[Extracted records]
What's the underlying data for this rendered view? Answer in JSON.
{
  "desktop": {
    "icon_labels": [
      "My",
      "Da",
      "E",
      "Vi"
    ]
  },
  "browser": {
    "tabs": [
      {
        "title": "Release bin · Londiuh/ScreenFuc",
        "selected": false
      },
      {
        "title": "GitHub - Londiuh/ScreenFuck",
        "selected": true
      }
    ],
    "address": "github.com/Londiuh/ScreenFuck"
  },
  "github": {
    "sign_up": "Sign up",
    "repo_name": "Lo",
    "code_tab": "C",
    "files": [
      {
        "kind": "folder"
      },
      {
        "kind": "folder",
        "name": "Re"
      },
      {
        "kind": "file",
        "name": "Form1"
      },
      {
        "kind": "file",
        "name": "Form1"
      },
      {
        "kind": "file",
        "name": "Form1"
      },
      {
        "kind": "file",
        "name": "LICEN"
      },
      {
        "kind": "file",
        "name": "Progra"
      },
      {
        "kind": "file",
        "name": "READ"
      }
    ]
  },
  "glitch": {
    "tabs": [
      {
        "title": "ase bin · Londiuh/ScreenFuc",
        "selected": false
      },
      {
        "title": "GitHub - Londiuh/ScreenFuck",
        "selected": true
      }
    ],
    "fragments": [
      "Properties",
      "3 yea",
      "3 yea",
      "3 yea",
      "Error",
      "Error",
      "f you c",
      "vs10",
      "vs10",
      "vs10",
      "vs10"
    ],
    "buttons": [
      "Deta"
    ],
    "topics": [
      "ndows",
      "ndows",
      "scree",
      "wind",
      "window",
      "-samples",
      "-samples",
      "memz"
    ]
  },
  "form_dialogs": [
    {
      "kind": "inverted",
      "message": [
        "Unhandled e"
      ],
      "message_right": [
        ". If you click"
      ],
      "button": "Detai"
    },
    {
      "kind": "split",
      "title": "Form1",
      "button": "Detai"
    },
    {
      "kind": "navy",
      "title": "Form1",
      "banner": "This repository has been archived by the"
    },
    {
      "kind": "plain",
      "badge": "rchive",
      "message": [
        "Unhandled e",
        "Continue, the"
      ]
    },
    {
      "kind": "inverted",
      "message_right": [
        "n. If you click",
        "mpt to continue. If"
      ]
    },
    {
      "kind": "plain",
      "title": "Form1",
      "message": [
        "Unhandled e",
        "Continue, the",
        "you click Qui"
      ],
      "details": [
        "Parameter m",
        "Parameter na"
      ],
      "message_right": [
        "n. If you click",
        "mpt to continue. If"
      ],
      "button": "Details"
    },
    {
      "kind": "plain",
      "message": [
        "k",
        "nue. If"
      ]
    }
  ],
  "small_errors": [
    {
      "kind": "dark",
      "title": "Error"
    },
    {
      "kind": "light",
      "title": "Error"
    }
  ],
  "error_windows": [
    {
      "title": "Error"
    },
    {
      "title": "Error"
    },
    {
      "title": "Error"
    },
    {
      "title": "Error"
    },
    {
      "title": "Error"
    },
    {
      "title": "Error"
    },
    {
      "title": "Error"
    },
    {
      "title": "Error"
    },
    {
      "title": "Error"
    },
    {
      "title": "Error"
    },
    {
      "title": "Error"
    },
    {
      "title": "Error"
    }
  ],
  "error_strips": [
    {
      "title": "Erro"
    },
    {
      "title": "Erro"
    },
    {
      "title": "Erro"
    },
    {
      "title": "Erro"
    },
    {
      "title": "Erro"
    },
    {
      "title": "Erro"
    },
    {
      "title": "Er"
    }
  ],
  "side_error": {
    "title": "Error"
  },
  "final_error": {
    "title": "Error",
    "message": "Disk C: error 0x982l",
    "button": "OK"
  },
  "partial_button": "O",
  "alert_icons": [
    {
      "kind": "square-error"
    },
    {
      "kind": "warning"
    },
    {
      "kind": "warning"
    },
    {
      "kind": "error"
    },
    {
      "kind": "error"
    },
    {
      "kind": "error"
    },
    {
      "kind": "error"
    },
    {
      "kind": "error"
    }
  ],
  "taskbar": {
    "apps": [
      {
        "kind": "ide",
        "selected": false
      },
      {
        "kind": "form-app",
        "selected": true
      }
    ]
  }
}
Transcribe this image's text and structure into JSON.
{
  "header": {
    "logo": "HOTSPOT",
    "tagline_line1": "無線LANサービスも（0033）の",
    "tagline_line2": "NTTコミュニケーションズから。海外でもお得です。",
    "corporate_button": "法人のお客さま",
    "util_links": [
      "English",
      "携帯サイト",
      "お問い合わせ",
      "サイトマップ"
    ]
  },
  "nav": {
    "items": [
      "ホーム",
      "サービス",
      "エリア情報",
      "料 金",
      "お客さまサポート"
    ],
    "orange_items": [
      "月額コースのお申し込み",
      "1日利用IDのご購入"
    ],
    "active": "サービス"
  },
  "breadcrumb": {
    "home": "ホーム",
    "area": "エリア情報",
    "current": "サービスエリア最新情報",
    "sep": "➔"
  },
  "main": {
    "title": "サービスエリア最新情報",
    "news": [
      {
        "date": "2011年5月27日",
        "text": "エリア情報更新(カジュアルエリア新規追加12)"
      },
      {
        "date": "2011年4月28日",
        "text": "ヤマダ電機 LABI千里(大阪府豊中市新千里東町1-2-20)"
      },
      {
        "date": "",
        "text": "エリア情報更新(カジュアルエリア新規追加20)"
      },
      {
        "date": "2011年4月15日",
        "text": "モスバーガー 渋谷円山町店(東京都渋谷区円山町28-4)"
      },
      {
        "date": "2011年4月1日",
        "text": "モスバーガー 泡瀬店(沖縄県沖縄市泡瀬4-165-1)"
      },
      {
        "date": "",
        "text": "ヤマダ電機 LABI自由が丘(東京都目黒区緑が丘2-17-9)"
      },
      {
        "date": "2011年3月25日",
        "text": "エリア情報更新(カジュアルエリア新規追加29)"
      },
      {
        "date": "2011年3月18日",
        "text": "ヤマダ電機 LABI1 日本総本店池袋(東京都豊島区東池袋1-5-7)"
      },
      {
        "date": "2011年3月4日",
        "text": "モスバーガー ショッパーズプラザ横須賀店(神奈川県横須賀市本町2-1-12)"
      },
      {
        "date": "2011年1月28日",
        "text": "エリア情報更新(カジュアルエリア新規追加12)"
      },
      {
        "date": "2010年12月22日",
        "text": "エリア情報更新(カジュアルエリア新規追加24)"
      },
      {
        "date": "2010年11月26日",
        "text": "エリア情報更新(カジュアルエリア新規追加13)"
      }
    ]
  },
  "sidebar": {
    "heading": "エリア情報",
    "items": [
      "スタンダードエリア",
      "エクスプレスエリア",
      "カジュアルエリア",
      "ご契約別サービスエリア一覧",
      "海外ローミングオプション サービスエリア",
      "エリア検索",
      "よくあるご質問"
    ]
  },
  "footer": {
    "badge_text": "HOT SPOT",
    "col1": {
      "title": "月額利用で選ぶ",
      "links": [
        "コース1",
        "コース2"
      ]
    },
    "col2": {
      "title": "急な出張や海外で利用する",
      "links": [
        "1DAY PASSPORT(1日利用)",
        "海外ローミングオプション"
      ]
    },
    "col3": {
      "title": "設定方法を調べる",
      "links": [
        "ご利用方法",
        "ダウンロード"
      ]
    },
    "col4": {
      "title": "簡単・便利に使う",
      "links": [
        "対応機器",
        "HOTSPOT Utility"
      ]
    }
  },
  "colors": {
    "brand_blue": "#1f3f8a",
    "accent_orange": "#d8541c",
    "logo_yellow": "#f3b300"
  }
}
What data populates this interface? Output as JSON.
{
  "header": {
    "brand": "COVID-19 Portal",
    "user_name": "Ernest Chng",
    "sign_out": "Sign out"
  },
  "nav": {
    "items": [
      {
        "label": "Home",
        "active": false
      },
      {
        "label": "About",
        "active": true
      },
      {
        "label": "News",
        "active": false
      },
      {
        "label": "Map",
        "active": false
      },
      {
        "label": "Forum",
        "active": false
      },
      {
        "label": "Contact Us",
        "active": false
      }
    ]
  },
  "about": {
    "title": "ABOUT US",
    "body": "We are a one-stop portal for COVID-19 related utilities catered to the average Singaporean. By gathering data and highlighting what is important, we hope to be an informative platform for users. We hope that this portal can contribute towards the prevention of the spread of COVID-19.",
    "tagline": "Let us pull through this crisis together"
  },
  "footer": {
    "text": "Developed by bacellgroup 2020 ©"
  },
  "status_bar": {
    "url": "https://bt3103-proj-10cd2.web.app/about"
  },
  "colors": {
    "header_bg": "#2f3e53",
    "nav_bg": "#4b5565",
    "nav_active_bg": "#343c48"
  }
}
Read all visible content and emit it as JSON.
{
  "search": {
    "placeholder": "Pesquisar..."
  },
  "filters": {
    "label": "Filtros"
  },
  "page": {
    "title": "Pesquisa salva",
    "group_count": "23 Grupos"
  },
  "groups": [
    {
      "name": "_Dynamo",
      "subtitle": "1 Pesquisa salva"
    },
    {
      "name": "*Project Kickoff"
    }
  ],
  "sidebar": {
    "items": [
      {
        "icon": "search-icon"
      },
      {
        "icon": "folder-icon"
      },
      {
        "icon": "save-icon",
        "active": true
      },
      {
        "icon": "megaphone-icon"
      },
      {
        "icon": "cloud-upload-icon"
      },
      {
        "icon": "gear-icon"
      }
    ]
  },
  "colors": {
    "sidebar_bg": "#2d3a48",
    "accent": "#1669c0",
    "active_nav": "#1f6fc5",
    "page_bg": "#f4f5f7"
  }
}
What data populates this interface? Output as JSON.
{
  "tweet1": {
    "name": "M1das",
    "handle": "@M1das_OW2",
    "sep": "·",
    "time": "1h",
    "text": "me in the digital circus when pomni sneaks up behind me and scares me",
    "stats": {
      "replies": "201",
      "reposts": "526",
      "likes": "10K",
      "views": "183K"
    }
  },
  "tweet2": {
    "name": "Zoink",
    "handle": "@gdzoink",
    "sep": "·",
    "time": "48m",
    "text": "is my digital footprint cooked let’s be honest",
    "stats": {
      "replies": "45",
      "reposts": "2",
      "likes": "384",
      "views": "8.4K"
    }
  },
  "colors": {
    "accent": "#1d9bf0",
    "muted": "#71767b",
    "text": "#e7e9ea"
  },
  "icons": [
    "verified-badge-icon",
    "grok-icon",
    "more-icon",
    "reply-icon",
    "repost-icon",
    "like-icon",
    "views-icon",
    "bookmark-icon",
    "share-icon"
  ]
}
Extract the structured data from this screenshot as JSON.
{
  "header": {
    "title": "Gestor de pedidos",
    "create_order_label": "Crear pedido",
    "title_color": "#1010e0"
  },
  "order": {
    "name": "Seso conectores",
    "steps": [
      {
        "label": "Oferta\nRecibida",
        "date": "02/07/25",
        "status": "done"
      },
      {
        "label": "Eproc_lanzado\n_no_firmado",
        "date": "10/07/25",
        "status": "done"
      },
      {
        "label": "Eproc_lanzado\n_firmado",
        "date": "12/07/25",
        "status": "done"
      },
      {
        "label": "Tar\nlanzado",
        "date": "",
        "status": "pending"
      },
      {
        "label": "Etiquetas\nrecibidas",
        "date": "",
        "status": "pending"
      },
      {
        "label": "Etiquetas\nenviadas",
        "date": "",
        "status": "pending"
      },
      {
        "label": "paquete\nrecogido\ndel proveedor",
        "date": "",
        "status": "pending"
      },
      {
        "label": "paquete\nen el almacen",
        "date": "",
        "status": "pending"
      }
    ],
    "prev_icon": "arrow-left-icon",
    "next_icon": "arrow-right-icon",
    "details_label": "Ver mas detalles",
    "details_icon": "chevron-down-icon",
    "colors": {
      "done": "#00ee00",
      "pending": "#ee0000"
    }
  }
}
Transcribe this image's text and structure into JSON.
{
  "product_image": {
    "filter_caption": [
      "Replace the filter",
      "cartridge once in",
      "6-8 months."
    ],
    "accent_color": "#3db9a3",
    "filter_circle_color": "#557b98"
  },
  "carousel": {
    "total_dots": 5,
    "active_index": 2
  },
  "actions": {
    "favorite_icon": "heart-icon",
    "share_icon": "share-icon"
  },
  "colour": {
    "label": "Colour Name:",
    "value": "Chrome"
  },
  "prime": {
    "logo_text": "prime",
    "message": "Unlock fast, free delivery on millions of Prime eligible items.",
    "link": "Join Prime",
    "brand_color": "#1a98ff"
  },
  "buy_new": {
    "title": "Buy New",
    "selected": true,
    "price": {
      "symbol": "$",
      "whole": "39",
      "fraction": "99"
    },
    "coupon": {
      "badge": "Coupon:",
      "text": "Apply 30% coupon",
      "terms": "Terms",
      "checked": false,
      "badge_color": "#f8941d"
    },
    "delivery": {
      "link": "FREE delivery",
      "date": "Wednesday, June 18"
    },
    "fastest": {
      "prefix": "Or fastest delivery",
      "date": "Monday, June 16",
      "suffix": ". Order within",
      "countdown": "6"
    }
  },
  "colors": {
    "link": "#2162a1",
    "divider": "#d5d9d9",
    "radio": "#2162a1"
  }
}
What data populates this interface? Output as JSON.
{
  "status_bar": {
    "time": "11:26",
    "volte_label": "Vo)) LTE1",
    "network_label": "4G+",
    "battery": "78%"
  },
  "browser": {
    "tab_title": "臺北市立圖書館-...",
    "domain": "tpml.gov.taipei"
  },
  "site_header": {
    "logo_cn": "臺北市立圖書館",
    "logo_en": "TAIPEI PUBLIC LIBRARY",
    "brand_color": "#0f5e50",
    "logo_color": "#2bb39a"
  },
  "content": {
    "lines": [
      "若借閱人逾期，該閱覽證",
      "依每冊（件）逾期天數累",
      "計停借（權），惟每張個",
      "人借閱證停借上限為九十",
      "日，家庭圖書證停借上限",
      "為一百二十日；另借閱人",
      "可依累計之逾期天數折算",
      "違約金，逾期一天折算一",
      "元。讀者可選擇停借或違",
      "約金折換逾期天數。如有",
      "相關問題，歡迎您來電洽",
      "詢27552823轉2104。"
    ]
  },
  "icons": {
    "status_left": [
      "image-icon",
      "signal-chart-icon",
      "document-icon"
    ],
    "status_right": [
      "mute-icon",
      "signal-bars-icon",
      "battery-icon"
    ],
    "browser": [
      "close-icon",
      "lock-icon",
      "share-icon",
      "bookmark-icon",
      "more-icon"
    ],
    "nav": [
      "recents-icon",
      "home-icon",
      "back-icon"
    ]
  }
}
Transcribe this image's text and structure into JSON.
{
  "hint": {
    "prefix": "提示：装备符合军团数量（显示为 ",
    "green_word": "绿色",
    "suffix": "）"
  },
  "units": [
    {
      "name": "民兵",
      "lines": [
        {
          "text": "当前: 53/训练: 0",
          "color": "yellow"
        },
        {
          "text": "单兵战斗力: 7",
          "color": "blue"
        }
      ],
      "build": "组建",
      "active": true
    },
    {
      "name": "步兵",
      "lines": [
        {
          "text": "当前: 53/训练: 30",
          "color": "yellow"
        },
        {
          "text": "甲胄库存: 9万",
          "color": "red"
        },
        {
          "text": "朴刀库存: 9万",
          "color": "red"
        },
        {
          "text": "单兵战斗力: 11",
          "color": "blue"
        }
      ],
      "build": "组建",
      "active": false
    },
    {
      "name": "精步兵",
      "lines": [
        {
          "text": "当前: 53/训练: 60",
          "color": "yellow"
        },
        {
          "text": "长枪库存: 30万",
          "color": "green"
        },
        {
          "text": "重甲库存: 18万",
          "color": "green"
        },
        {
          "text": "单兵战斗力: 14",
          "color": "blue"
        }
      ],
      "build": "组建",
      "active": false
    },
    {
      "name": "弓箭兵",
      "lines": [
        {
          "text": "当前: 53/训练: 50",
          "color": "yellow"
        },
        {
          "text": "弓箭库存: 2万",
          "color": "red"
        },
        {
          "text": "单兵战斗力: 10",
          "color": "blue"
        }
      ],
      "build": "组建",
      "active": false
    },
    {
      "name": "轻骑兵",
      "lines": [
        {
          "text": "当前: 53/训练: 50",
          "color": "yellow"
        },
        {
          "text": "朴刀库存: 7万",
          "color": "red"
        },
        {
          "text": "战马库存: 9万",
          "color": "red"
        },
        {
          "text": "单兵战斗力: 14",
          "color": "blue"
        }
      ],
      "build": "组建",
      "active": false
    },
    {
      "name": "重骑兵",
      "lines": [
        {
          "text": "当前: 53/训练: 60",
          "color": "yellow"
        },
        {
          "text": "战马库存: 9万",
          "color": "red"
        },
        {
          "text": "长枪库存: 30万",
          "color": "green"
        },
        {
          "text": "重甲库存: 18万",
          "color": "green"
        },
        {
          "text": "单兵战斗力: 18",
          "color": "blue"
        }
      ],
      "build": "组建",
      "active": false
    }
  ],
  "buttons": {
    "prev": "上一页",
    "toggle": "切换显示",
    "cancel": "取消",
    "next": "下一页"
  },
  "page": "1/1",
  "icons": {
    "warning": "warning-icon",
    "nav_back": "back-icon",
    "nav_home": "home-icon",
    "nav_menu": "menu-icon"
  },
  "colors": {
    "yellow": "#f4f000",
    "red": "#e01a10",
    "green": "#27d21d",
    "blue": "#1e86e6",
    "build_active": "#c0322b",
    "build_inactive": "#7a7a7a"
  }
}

▶ _What you will do_
Count every line in the preceding entries where the string "delivery" appears, then state only the total.

▶ _Solution_
4